### WHAT TO WORK ON
Tally the lines below that contain "Namaqua". The number is the whole answer.
--- Start of INPUT ---
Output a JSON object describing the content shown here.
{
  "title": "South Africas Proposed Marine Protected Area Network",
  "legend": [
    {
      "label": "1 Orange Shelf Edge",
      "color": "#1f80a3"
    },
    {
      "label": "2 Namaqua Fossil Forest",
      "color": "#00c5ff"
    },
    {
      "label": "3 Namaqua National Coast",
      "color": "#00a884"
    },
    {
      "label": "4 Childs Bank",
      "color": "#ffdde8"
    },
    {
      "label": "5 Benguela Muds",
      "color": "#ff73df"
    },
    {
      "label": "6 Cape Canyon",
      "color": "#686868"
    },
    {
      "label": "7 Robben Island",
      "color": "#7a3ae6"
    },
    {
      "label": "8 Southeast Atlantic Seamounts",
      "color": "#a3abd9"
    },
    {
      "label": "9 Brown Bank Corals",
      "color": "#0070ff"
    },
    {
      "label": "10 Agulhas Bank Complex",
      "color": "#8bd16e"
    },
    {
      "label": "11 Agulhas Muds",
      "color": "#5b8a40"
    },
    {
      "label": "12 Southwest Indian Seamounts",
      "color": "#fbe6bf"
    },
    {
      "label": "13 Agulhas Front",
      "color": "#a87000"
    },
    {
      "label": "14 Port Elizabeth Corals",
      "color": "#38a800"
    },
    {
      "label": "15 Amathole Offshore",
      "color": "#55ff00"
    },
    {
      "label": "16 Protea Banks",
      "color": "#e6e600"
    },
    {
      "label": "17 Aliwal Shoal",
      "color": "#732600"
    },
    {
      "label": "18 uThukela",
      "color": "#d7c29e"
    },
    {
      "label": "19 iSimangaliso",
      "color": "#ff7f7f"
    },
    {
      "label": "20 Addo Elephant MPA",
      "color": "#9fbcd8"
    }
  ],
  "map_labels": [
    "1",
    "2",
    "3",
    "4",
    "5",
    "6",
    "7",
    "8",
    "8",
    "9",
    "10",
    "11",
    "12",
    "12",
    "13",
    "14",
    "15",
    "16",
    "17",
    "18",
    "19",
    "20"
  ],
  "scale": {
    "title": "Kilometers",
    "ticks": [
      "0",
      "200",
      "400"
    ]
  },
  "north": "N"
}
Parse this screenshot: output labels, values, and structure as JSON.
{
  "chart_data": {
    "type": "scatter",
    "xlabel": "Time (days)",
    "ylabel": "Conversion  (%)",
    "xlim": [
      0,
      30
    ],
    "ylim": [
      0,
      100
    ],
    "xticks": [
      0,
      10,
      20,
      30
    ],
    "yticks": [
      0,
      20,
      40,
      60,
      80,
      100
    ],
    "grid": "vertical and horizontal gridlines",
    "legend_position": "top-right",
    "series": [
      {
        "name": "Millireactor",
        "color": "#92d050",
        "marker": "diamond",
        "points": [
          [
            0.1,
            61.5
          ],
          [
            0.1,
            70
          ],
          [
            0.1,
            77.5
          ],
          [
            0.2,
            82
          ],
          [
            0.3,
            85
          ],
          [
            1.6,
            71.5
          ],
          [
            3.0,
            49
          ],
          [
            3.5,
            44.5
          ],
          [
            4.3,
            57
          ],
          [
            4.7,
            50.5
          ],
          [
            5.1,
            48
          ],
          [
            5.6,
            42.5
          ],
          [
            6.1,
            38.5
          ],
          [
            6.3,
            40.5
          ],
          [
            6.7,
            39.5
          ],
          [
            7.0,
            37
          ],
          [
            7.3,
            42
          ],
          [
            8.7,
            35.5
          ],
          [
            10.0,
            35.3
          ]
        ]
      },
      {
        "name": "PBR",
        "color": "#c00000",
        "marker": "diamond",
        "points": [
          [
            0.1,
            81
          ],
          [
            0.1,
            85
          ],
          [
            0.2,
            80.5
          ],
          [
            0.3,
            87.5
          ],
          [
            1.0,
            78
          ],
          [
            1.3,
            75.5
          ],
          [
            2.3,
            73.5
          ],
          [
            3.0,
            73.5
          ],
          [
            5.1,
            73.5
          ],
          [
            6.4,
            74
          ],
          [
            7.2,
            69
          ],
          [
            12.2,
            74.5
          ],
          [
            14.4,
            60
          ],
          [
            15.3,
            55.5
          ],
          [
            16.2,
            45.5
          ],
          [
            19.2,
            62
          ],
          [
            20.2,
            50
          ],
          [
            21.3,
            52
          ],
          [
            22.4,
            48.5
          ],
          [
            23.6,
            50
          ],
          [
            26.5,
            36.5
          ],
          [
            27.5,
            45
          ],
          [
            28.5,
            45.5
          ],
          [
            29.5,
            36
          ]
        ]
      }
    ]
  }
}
--- End of INPUT ---
### OUTPUT BELOW
2